[begin SUPPLIED RECORDS]
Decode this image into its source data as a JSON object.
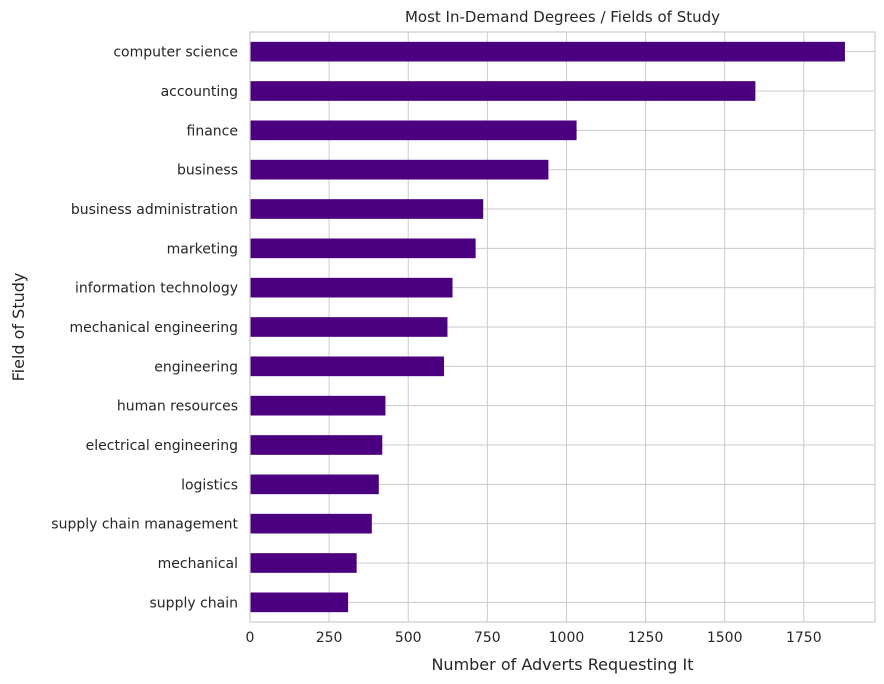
{
  "chart_data": {
    "type": "bar",
    "orientation": "horizontal",
    "title": "Most In-Demand Degrees / Fields of Study",
    "xlabel": "Number of Adverts Requesting It",
    "ylabel": "Field of Study",
    "categories": [
      "computer science",
      "accounting",
      "finance",
      "business",
      "business administration",
      "marketing",
      "information technology",
      "mechanical engineering",
      "engineering",
      "human resources",
      "electrical engineering",
      "logistics",
      "supply chain management",
      "mechanical",
      "supply chain"
    ],
    "values": [
      1880,
      1597,
      1032,
      943,
      737,
      713,
      640,
      624,
      613,
      428,
      418,
      407,
      385,
      337,
      310
    ],
    "xlim": [
      0,
      1975
    ],
    "xticks": [
      0,
      250,
      500,
      750,
      1000,
      1250,
      1500,
      1750
    ],
    "grid": true,
    "bar_color": "#4b0080"
  }
}
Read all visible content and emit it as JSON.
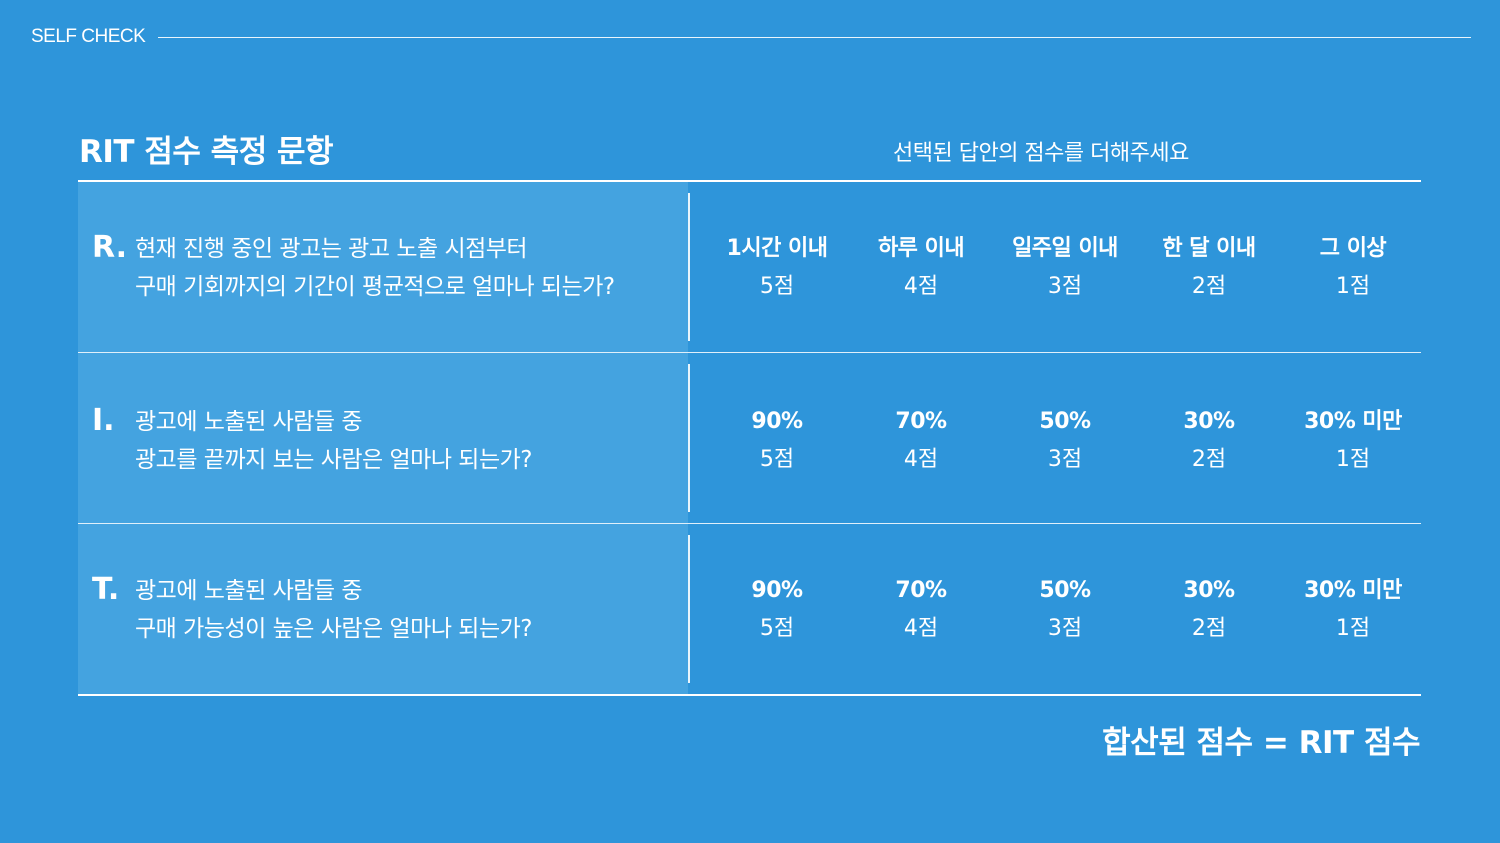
{
  "header": {
    "label": "SELF CHECK"
  },
  "title": "RIT 점수 측정 문항",
  "instruction": "선택된 답안의 점수를 더해주세요",
  "questions": [
    {
      "letter": "R.",
      "line1": "현재 진행 중인 광고는 광고 노출 시점부터",
      "line2": "구매 기회까지의 기간이 평균적으로 얼마나 되는가?",
      "options": [
        {
          "label": "1시간 이내",
          "score": "5점"
        },
        {
          "label": "하루 이내",
          "score": "4점"
        },
        {
          "label": "일주일 이내",
          "score": "3점"
        },
        {
          "label": "한 달 이내",
          "score": "2점"
        },
        {
          "label": "그 이상",
          "score": "1점"
        }
      ]
    },
    {
      "letter": "I.",
      "line1": "광고에 노출된 사람들 중",
      "line2": "광고를 끝까지 보는 사람은 얼마나 되는가?",
      "options": [
        {
          "label": "90%",
          "score": "5점"
        },
        {
          "label": "70%",
          "score": "4점"
        },
        {
          "label": "50%",
          "score": "3점"
        },
        {
          "label": "30%",
          "score": "2점"
        },
        {
          "label": "30% 미만",
          "score": "1점"
        }
      ]
    },
    {
      "letter": "T.",
      "line1": "광고에 노출된 사람들 중",
      "line2": "구매 가능성이 높은 사람은 얼마나 되는가?",
      "options": [
        {
          "label": "90%",
          "score": "5점"
        },
        {
          "label": "70%",
          "score": "4점"
        },
        {
          "label": "50%",
          "score": "3점"
        },
        {
          "label": "30%",
          "score": "2점"
        },
        {
          "label": "30% 미만",
          "score": "1점"
        }
      ]
    }
  ],
  "total": "합산된 점수 = RIT 점수",
  "colors": {
    "background": "#2e95da",
    "question_cell": "#44a3e0",
    "text": "#ffffff"
  }
}
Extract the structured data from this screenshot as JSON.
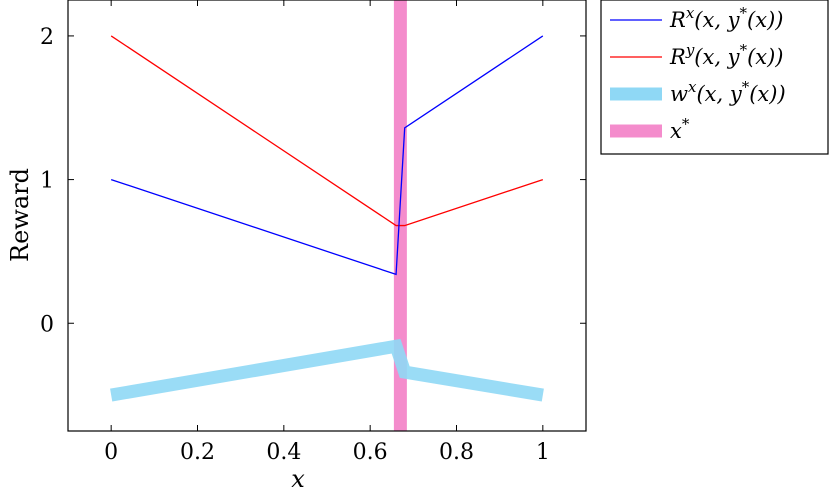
{
  "chart_data": {
    "type": "line",
    "xlabel": "x",
    "ylabel": "Reward",
    "xlim": [
      -0.1,
      1.1
    ],
    "ylim": [
      -0.75,
      2.25
    ],
    "xticks": [
      0,
      0.2,
      0.4,
      0.6,
      0.8,
      1
    ],
    "xtick_labels": [
      "0",
      "0.2",
      "0.4",
      "0.6",
      "0.8",
      "1"
    ],
    "yticks": [
      0,
      1,
      2
    ],
    "ytick_labels": [
      "0",
      "1",
      "2"
    ],
    "grid": false,
    "legend_position": "outside-top-right",
    "series": [
      {
        "name": "R^x(x, y*(x))",
        "legend": {
          "base": "R",
          "sup": "x",
          "rest": "(x, y",
          "sup2": "*",
          "tail": "(x))"
        },
        "color": "#0000ff",
        "x": [
          0,
          0.66,
          0.68,
          1
        ],
        "y": [
          1.0,
          0.34,
          1.36,
          2.0
        ]
      },
      {
        "name": "R^y(x, y*(x))",
        "legend": {
          "base": "R",
          "sup": "y",
          "rest": "(x, y",
          "sup2": "*",
          "tail": "(x))"
        },
        "color": "#ff0000",
        "x": [
          0,
          0.66,
          0.68,
          1
        ],
        "y": [
          2.0,
          0.68,
          0.68,
          1.0
        ]
      },
      {
        "name": "w^x(x, y*(x))",
        "legend": {
          "base": "w",
          "sup": "x",
          "rest": "(x, y",
          "sup2": "*",
          "tail": "(x))"
        },
        "color": "#8fd8f5",
        "x": [
          0,
          0.66,
          0.68,
          1
        ],
        "y": [
          -0.5,
          -0.16,
          -0.34,
          -0.5
        ]
      },
      {
        "name": "x*",
        "legend": {
          "base": "x",
          "sup": "*",
          "rest": "",
          "sup2": "",
          "tail": ""
        },
        "color": "#f48ccc",
        "x_value": 0.67
      }
    ]
  }
}
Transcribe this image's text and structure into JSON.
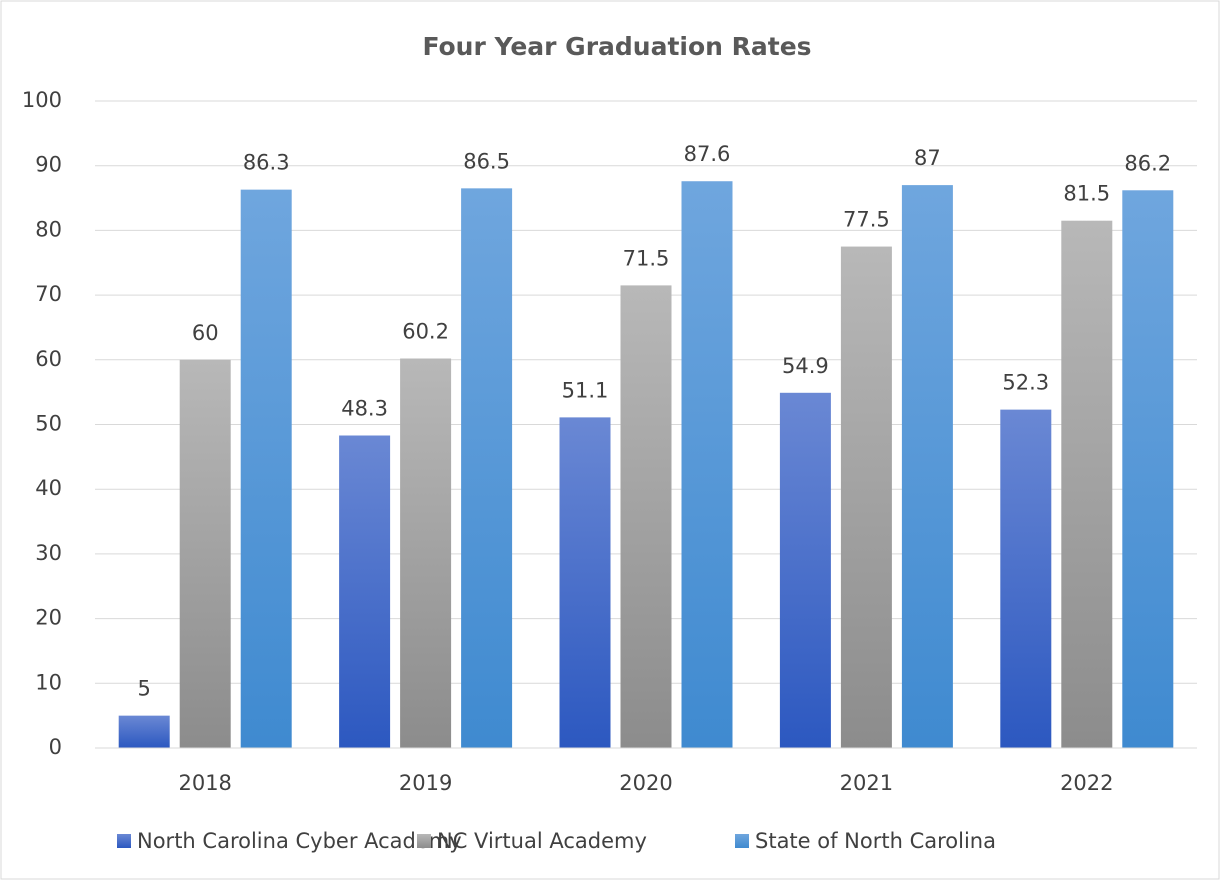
{
  "chart_data": {
    "type": "bar",
    "title": "Four Year Graduation Rates",
    "categories": [
      "2018",
      "2019",
      "2020",
      "2021",
      "2022"
    ],
    "series": [
      {
        "name": "North Carolina Cyber Academy",
        "color": "#3a66c8",
        "values": [
          5,
          48.3,
          51.1,
          54.9,
          52.3
        ]
      },
      {
        "name": "NC Virtual Academy",
        "color": "#a0a0a0",
        "values": [
          60,
          60.2,
          71.5,
          77.5,
          81.5
        ]
      },
      {
        "name": "State of North Carolina",
        "color": "#4a96da",
        "values": [
          86.3,
          86.5,
          87.6,
          87,
          86.2
        ]
      }
    ],
    "ylim": [
      0,
      100
    ],
    "yticks": [
      0,
      10,
      20,
      30,
      40,
      50,
      60,
      70,
      80,
      90,
      100
    ],
    "grid": true,
    "legend": "bottom"
  }
}
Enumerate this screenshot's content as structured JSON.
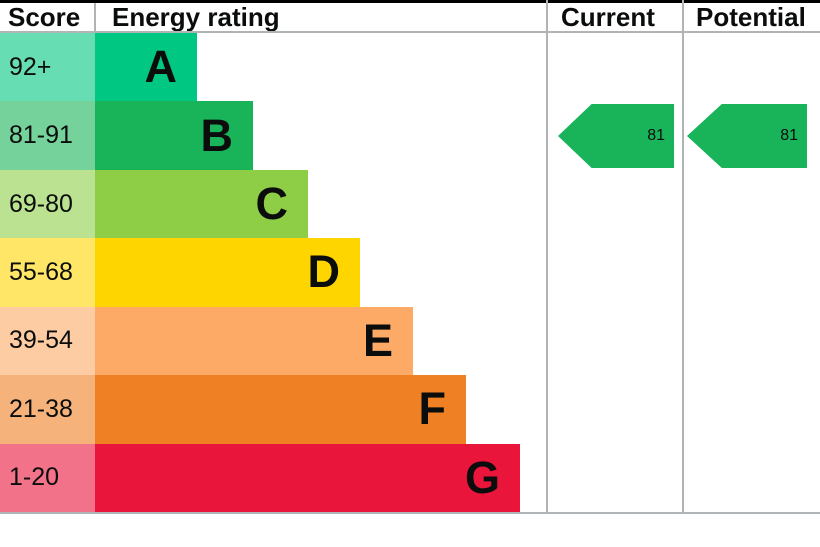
{
  "header": {
    "score": "Score",
    "energy_rating": "Energy rating",
    "current": "Current",
    "potential": "Potential"
  },
  "bands": [
    {
      "letter": "A",
      "score_range": "92+",
      "color": "#00c781",
      "tint": "#66ddb3"
    },
    {
      "letter": "B",
      "score_range": "81-91",
      "color": "#19b459",
      "tint": "#75d29b"
    },
    {
      "letter": "C",
      "score_range": "69-80",
      "color": "#8dce46",
      "tint": "#bbe290"
    },
    {
      "letter": "D",
      "score_range": "55-68",
      "color": "#ffd500",
      "tint": "#ffe666"
    },
    {
      "letter": "E",
      "score_range": "39-54",
      "color": "#fcaa65",
      "tint": "#fdcca3"
    },
    {
      "letter": "F",
      "score_range": "21-38",
      "color": "#ef8023",
      "tint": "#f5b37b"
    },
    {
      "letter": "G",
      "score_range": "1-20",
      "color": "#e9153b",
      "tint": "#f27389"
    }
  ],
  "current": {
    "value": "81",
    "band": "B",
    "arrow_color": "#19b459"
  },
  "potential": {
    "value": "81",
    "band": "B",
    "arrow_color": "#19b459"
  },
  "grid_color": "#b1b4b6",
  "border_color": "#000000",
  "chart_data": {
    "type": "bar",
    "title": "Energy rating",
    "categories": [
      "A",
      "B",
      "C",
      "D",
      "E",
      "F",
      "G"
    ],
    "score_ranges": [
      "92+",
      "81-91",
      "69-80",
      "55-68",
      "39-54",
      "21-38",
      "1-20"
    ],
    "band_colors": [
      "#00c781",
      "#19b459",
      "#8dce46",
      "#ffd500",
      "#fcaa65",
      "#ef8023",
      "#e9153b"
    ],
    "current_rating": {
      "value": 81,
      "band": "B"
    },
    "potential_rating": {
      "value": 81,
      "band": "B"
    },
    "value_range": [
      1,
      100
    ],
    "legend_position": "none",
    "grid": false
  }
}
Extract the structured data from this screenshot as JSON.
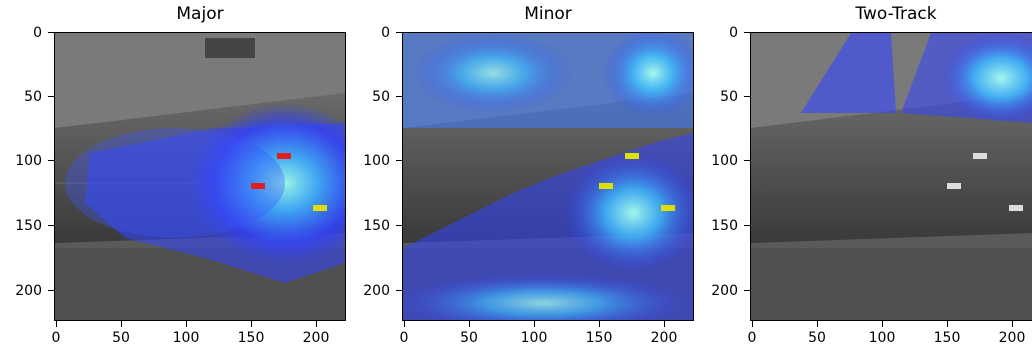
{
  "figure": {
    "axis_ticks": {
      "y": [
        "0",
        "50",
        "100",
        "150",
        "200"
      ],
      "x": [
        "0",
        "50",
        "100",
        "150",
        "200"
      ]
    },
    "panels": [
      {
        "id": "major",
        "title": "Major",
        "heat_focus": "road-right-vehicles"
      },
      {
        "id": "minor",
        "title": "Minor",
        "heat_focus": "top-and-bottom"
      },
      {
        "id": "two-track",
        "title": "Two-Track",
        "heat_focus": "top-right"
      }
    ],
    "colors": {
      "heat_low": "#2a3bff",
      "heat_mid": "#33b8ff",
      "heat_high": "#7fffd4",
      "aerial_dark": "#3a3a3a",
      "aerial_light": "#8a8a8a"
    }
  }
}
[end SUPPLIED RECORDS]
STATED EXERCISE:
Scan the listing above and copy all lines containing the word "this".

TASK RESULT:
Decode this image into its source data as a JSON object.
Extract the structured data from this screenshot as JSON.
Transcribe this image's text and structure into JSON.
Enumerate this screenshot's content as structured JSON.
Extract the structured data from this screenshot as JSON.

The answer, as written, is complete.